>> start Data extract
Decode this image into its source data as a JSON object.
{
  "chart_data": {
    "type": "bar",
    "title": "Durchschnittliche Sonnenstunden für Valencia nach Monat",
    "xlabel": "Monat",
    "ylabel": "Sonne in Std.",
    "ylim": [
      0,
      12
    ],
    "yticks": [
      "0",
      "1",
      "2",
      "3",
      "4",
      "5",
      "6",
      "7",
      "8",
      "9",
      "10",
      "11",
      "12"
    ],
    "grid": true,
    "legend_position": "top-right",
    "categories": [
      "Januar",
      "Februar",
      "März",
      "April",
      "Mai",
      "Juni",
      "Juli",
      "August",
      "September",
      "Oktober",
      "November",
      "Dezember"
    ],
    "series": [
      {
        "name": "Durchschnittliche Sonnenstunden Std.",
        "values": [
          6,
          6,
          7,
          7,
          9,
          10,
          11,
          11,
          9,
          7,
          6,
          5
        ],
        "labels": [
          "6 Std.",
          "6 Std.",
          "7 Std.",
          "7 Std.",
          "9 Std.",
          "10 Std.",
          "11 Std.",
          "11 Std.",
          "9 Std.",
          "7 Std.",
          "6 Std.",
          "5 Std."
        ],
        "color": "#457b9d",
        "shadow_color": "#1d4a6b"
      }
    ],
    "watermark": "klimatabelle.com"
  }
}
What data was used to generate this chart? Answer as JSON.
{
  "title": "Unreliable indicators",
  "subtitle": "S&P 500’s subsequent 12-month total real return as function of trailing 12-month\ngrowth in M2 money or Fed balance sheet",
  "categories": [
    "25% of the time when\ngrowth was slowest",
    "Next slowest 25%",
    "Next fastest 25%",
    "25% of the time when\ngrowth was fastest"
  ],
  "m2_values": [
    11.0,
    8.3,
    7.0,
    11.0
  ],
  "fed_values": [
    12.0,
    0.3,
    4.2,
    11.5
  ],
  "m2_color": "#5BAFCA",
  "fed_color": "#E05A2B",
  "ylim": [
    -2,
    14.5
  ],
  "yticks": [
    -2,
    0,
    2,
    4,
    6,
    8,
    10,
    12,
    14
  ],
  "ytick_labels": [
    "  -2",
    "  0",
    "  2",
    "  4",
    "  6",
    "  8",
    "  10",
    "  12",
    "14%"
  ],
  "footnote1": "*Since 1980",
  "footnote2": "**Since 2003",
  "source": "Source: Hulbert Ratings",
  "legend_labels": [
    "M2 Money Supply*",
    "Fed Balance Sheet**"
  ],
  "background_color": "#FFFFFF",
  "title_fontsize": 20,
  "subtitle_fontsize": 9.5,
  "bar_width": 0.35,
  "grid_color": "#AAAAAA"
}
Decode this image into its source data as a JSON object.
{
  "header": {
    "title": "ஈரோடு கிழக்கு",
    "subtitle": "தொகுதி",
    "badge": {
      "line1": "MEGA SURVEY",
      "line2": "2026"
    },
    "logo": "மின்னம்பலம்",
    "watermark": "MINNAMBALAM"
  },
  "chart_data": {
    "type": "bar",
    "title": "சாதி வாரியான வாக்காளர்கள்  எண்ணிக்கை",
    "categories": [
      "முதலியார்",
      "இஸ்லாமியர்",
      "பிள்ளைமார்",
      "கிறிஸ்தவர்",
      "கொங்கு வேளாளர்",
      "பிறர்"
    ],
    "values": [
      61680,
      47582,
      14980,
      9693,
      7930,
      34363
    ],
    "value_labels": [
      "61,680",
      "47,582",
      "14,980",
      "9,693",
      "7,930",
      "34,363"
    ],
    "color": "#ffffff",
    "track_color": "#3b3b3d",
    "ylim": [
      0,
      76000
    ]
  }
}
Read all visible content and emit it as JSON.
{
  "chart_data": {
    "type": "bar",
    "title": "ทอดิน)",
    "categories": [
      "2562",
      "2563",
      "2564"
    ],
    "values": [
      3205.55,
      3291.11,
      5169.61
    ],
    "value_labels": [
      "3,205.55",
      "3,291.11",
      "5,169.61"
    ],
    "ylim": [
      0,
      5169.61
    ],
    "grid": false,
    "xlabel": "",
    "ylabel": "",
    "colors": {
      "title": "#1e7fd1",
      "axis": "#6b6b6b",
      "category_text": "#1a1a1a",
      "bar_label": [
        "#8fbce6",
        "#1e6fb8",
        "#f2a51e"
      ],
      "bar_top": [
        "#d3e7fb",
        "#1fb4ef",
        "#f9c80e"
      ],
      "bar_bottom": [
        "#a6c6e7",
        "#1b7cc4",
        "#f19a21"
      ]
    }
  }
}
>> end Data extract
Exercise instructions.
Using the listing, copy every line where the word "time" shows up.

Completed exercise.
    "25% of the time when\ngrowth was slowest",
    "25% of the time when\ngrowth was fastest"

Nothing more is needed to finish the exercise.